**WHAT YOU ARE ASKED TO DO**
Look through the records below, count the lines with the word "text", and reply with only the number.

>>>>

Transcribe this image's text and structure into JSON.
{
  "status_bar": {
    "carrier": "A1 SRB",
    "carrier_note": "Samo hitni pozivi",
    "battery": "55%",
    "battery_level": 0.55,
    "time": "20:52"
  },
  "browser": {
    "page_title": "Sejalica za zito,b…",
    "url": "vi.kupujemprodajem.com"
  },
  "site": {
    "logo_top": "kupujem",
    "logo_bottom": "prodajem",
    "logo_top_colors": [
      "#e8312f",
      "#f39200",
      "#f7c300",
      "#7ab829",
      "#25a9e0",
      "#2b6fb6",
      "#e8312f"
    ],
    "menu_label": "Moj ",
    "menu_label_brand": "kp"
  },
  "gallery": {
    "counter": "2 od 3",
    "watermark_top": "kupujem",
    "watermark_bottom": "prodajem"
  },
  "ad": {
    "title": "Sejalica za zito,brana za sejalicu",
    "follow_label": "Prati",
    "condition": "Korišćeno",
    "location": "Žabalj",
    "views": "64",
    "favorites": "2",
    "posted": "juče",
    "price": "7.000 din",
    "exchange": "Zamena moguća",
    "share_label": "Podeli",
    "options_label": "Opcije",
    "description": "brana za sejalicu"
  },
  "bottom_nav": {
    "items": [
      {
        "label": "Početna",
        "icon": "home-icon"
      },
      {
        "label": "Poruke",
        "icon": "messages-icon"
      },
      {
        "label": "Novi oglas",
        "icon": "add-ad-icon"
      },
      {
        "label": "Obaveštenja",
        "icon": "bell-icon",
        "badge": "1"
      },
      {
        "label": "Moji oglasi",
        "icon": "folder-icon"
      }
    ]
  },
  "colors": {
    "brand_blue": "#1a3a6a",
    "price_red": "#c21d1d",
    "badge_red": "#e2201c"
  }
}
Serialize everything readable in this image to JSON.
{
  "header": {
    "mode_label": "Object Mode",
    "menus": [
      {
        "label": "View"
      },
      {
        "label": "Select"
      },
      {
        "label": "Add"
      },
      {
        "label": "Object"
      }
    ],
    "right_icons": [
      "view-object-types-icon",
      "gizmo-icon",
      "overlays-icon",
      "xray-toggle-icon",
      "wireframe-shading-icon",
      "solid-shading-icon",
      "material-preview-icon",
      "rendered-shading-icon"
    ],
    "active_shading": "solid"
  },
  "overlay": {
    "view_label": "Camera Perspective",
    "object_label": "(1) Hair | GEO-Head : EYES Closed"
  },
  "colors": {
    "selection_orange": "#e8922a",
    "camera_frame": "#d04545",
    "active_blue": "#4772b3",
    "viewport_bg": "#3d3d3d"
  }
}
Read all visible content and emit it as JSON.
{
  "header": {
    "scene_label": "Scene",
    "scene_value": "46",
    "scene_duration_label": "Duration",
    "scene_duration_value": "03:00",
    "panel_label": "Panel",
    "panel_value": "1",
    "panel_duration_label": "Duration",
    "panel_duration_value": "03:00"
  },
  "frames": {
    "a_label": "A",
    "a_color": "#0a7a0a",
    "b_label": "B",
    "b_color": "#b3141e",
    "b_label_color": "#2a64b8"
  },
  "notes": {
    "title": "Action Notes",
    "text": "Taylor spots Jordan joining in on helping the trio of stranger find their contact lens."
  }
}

<<<<

**SOLUTION FOR THIS EXERCISE**
2